課題のねらい —
ジャン・ルノワール生誕130周年の特集記事を、最後の文の後から書き継いでください。

提示された本文 —
========================

特集 ジャン・ルノワール生誕130周年

 ジャン・ルノワールは1894年9月15日、パリのモンマルトルに生まれる。リュミエール兄弟によってシネマトグラフがお披露目されたのがそれから半年後の1895年3月(有名なグラン・カフェでの世界初の有料上映はその年の12月)であり、ルノワールは映画とほぼ同時期に誕生していると言えよう。印象派の巨匠ピエール=オーギュスト・ルノワールの次男として生まれたルノワールは、日々、父が現実をキャンバスの中に描くのを目にして育っていく(サッシャ・ギトリの『祖国の人々』(1914年) で、リューマチで曲がった父の手に絵筆をはさんでやり、絵の具を絞っているジャンの姿を想起する)。しかし画家としての父を敬愛しながらも、ジャンは「新たな芸術」に向かう。それが映画であった。その自伝で、ルノワールは映画との出会いを「自分の生涯を動顚させることになる運命の女性」との出会いに例えている。「幾多の失望、数々の幻滅をもたらしながらも、そこから受けた喜びは、そうした辛さを遥かに上廻るものがある」(『ジャン・ルノワール自伝』西本晃二訳、みすず書房、56頁)。まさに映画との「大恋愛」について書かれた同書は、映画が20世紀そのものとなる瞬間をいかにルノワールが見届けてきたのかを教えてくれる。
 1994年、ジャン・ルノワール生誕100周年を記念して仏映画雑誌「カイエ・デュ・シネマ」ではルノワール特集が組まれ、そのエディトリアルで当時の編集長ティエリー・ジュスは「ルノワールをある一つのイメージやフォルムと同一化することはできない。なぜならルノワールという映画作家のイメージそのものが、常に速度や体験を変化させ、移動し、逃亡することをやめない映画作家だからだ」と述べている。そしてその日本語版「カイエ・デュ・シネマ・ジャポン」の編集代表、梅本洋一はジュスの言葉に共鳴し、その問いに答えるようにこう記している。「ジャン・ルノワールのフィルムが今なお強い生命力を保ち続けているとしたら、それは、もちろん、彼の「現実を捉える」方法が、他の映画作家たちよりも優れていたからでもあるが、そのことと同時に、彼が直面した「現実」が非常に重いものであり、大きな強度を備えたものだったからである。ジャン・ルノワールは、いかなる瞬間においても「現実」を「映画の原則」に従属させることはなかった。「映画の原則」の前に「現実」に改変を加えることはなかったのである」。

========================

提示された記録 —

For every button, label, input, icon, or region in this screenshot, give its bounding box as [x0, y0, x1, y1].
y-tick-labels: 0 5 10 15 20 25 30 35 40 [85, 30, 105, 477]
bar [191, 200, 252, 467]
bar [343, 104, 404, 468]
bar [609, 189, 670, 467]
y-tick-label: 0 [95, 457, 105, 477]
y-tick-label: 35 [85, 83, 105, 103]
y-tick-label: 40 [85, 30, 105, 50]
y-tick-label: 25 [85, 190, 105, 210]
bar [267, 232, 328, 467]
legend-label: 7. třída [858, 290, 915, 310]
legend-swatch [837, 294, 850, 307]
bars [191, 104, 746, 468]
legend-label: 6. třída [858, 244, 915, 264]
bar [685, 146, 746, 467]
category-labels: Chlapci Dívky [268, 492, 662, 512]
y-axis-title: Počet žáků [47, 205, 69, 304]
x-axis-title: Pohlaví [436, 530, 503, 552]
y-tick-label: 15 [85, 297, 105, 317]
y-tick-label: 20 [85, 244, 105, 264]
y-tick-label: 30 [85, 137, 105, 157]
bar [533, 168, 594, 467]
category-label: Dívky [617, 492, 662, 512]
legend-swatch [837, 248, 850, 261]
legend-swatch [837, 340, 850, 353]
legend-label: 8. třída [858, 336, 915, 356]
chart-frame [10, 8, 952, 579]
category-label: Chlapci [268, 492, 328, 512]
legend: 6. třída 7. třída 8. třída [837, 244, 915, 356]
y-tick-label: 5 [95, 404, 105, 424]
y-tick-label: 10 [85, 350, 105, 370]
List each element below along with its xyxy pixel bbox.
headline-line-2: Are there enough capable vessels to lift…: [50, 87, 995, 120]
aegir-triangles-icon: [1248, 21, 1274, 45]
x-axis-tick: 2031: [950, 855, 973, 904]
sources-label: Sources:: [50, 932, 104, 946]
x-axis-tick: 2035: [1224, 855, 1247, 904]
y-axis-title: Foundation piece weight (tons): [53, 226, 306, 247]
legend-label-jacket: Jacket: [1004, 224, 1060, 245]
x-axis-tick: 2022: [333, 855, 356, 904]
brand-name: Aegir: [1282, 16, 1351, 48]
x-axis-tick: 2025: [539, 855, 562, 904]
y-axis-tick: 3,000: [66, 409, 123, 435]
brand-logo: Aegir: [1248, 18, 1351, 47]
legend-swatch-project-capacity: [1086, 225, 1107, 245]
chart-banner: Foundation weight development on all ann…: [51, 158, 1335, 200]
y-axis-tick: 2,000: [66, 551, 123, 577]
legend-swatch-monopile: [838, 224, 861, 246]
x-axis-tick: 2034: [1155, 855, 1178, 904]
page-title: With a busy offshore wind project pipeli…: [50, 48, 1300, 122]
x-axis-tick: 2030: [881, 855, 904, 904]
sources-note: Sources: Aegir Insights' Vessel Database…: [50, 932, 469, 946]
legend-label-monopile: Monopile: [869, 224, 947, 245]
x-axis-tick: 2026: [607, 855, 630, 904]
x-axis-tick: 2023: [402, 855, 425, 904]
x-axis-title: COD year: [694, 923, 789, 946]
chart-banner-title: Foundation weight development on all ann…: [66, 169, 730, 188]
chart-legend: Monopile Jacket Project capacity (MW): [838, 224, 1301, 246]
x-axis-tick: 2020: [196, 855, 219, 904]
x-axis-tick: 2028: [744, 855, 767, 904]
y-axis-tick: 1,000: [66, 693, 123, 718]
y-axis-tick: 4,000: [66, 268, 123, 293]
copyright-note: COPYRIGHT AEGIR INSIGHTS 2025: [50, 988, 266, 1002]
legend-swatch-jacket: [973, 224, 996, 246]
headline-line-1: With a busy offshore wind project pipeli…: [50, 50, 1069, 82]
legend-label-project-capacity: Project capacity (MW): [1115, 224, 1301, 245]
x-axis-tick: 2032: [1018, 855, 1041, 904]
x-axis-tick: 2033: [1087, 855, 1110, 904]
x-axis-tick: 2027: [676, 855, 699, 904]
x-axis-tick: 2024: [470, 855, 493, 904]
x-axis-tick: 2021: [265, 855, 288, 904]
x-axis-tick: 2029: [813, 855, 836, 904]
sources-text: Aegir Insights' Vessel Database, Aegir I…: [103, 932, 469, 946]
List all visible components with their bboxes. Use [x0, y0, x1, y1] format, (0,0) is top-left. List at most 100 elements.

========================

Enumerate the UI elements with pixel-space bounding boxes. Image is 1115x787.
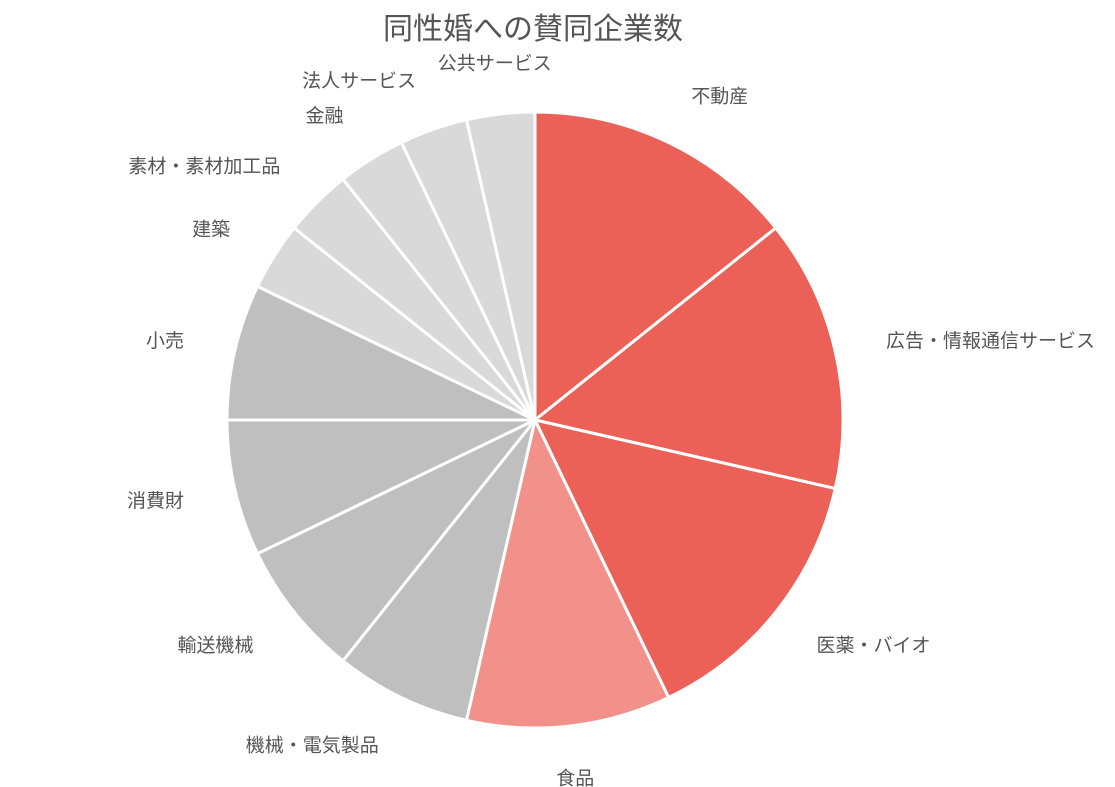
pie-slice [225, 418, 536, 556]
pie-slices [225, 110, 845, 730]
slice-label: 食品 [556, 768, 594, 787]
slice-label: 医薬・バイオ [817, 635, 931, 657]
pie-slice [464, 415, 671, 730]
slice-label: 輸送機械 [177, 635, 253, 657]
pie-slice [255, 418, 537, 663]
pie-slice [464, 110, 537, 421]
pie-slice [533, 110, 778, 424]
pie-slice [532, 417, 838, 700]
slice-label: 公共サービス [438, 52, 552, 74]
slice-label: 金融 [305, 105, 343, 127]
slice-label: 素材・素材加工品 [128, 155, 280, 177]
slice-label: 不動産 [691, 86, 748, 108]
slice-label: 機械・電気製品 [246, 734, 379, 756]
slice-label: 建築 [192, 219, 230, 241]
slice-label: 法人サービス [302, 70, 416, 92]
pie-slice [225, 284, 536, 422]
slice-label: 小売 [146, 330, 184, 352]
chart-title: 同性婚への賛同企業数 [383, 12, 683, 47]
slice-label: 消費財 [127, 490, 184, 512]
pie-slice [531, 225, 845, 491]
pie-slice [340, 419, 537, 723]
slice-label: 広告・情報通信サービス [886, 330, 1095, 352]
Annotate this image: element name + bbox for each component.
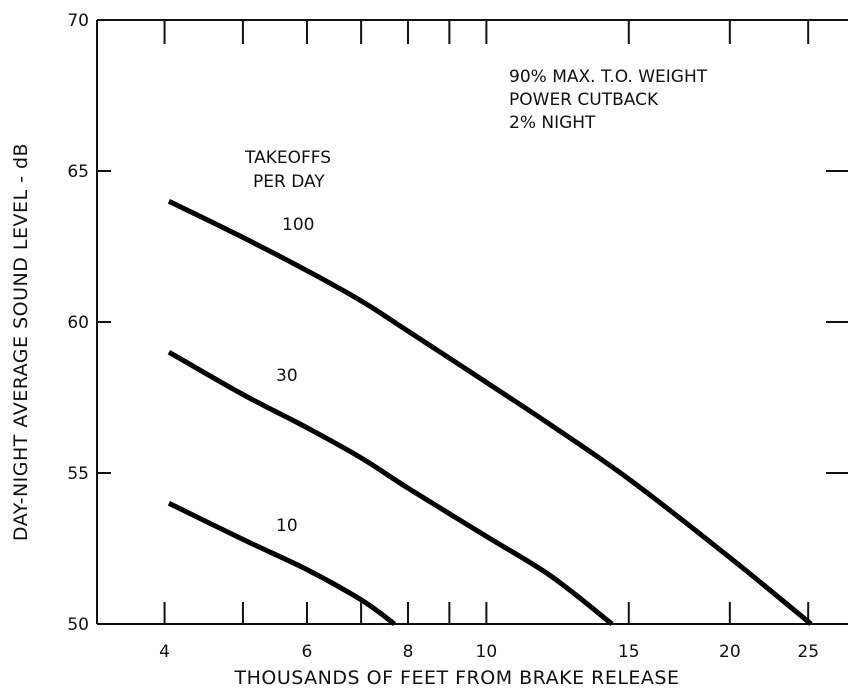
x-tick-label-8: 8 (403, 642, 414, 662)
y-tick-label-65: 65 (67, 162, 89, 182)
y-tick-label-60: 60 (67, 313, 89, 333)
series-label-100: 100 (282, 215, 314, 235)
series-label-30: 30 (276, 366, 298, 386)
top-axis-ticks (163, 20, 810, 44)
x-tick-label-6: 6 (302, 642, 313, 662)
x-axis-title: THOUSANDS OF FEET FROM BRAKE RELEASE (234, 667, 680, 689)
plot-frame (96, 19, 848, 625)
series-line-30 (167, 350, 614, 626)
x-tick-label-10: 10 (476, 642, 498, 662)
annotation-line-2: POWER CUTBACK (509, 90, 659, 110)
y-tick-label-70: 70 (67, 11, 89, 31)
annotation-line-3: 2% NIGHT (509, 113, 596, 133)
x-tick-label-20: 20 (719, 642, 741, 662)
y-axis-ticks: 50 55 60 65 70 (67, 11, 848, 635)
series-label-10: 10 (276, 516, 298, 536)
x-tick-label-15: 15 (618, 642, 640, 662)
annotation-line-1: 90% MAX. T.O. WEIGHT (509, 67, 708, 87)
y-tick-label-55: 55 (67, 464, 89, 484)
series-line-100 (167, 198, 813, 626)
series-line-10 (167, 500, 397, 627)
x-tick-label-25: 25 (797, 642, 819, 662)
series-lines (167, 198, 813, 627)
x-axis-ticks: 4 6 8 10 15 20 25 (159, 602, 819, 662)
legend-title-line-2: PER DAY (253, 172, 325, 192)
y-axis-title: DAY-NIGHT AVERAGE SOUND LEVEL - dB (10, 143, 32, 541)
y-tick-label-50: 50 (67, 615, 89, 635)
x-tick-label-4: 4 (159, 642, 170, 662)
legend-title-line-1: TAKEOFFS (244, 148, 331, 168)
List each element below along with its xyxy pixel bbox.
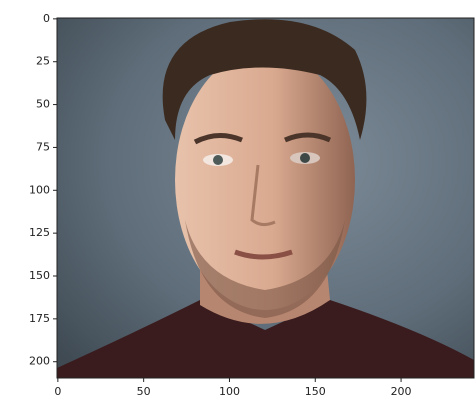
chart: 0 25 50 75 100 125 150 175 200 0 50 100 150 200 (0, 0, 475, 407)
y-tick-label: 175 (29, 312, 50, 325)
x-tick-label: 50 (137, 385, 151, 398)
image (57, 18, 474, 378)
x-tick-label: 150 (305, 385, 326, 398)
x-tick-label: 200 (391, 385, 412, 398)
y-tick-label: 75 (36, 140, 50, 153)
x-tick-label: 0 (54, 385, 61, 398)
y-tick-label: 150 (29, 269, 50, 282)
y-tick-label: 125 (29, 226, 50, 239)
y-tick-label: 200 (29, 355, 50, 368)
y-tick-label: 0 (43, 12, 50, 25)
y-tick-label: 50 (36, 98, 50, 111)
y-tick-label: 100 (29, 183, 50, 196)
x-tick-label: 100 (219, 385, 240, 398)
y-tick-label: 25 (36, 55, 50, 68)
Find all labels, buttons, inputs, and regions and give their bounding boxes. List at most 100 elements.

========================

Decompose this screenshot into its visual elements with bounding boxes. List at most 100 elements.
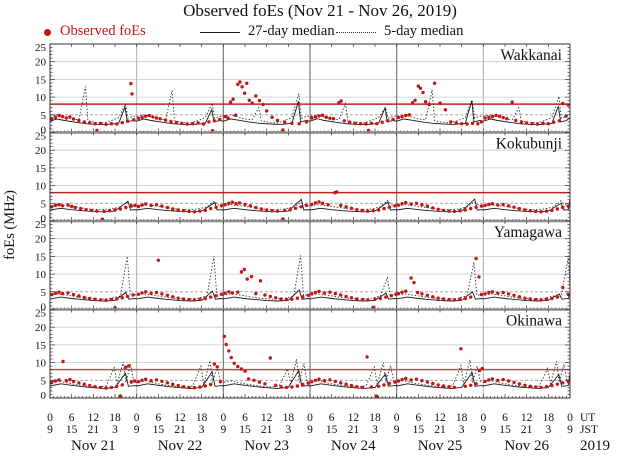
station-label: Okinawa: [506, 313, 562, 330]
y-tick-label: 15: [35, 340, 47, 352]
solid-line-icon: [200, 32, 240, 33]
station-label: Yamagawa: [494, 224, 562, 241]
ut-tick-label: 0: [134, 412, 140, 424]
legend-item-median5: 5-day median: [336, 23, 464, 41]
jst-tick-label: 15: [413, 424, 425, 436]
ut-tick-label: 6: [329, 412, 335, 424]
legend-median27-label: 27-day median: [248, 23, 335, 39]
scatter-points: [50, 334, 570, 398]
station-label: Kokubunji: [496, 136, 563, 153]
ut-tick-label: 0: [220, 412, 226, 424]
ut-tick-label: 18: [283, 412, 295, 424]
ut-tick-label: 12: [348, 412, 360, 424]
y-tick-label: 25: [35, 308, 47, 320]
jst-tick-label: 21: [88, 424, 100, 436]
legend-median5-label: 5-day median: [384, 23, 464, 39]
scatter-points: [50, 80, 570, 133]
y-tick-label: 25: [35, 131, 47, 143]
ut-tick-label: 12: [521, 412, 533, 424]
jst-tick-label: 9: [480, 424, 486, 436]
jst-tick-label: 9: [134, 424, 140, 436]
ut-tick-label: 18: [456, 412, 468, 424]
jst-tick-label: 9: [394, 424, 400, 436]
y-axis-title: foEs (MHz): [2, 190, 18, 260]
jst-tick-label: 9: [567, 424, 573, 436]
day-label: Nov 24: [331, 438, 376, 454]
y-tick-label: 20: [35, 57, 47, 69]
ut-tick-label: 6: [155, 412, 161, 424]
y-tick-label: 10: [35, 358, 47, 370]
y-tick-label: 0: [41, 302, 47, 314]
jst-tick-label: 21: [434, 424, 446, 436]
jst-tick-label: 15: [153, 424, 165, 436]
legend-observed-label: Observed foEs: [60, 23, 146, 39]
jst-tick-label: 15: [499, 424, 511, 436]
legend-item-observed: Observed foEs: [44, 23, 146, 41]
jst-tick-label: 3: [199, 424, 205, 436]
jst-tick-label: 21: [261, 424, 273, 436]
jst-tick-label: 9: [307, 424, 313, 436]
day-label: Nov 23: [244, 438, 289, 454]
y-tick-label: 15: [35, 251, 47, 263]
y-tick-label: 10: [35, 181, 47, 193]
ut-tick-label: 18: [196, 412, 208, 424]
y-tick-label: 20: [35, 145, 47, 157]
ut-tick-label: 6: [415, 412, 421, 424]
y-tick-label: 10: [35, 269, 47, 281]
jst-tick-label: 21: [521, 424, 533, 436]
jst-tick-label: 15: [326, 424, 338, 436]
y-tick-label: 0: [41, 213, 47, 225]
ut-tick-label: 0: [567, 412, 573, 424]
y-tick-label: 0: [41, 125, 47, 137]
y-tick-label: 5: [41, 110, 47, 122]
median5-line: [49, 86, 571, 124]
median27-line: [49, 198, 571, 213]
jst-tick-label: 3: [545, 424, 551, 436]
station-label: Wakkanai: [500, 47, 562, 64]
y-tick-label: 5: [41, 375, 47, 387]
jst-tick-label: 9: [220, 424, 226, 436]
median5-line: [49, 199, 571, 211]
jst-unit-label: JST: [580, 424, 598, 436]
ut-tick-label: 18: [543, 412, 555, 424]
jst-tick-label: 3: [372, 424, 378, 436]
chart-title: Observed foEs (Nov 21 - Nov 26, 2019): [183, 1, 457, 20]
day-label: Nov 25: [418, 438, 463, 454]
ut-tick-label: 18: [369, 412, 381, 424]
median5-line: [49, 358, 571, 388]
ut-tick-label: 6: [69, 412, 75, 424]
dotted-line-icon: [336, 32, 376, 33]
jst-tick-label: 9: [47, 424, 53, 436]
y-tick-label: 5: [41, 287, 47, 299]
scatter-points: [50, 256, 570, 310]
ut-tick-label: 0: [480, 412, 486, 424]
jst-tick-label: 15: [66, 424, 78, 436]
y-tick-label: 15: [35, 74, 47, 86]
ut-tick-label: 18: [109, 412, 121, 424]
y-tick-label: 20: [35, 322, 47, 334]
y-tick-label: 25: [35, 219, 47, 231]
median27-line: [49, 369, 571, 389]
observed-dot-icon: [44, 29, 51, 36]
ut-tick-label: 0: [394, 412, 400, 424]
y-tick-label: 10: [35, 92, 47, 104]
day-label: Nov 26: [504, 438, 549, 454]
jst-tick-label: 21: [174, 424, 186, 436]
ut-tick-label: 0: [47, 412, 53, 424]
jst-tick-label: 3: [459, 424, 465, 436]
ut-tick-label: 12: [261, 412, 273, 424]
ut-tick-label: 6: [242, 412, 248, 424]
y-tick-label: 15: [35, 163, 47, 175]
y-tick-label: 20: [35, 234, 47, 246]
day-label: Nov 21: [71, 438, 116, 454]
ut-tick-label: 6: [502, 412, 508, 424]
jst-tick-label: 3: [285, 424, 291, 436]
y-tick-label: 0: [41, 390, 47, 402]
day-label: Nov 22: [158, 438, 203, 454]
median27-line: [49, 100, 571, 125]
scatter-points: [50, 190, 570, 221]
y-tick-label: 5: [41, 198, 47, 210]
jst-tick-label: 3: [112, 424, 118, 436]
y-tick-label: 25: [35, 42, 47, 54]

========================

解答 —
 ではそれから30年たった21世紀の今、ジャン・ルノワールの映画の現代性、現在性をどのように語ることができるのか。その存在が記念碑的なものから逃れてしまうと承知しながら、この機会にぜひふたたびまとめてルノワール作品を上映したいという欲望のもと、なんとか集められたのが約20本のルノワール作品と、ルノワールについてのドキュメンタリー3本だった。おかげさまで各回盛況となり、特集中には溝口健二の専門家で映画研究者の木下千花さん、ジャン・ルノワールの専門家、映画研究者の角井誠さんとのディスカッション、そしてその新作を世界中が待ち望んでいる二人の映画監督、濱口竜介さんと三宅唱さんによるディスカッションを実現することができた。ここではその二つのディスカッションの他、濱口さんの著書『他なる映画と 1・2』(インスクリプト)の刊行と、同じくジャン・ルノワール生誕130周年を記念して開催された、神戸映画資料館での木下さん、濱口さんの対談もあわせて採録させていただくことが可能となった。ルノワールの作品を前にした生き生きとした思考、未来に開かれた言葉をあらためて読むにつけ、「ジャン・ルノワールという不定形の環境が、かつてそうだったように、現在の私たちを捉え、そしてさらに将来にわたって、私たちの周囲に渦巻く環境であり続けるだろう」(梅本洋一)と確信する。

坂本安美(アンスティチュ・フランセ映画プログラム主任)

見えない境界線を突き破る

特集上映「生誕130周年記念特集 ジャン・ルノワールの現在をめぐって」三宅唱×濱口竜介
『捕えられた伍長』アフタートーク 2024/10/5@東京日仏学院

司会:坂本安美
構成:梅本健司
採録:板井仁、松田春樹、山田剛志

坂本 本日はまず上映されたばかりの『捕えられた伍長』(1962年)について、それからルノワールのフィルモグラフィ全体についてもお話を伺いたいと思います。

濱口 今回『捕えられた伍長』でトークを、と言われた時にどうしようと思いました。というのも、前にも見ているのですが、その時はそんなに印象がなかった。しかし、結果的にはこれを選んでいただいてよかったと思っています。今日含めて複数回見返したのですが、どんどん好きになっていきました。初見時から印象に残るのはバロシェ(クロード・リッシュ)ですね。最初に伍長たちと脱走を試みる時に、彼がのび太くんのようにメガネを落とすんですが、あとでその行為が裏切りだったとわかり、普通に「えっ」となりました。最終的な見せ場の場面では、バロシェが逃げるさまを、離れたところにいる伍長たちが想像することで、我々観客も想像するように誘われて、彼が塀を越えた、と皆が想像した瞬間に銃声がする。これは初見の時にも見事な演出だと思いました。想像をスクリーンの中の境界を越えるような形で共有して、そこで悲劇を起こすとこんなにも響くものなのかと。
 それと全体としてはいわゆる「脱走もの」としては緩い話として記憶していた。でも、見直して、それは間違いないとしても、その緩さのうちに本質があるという気がしているのが現在です。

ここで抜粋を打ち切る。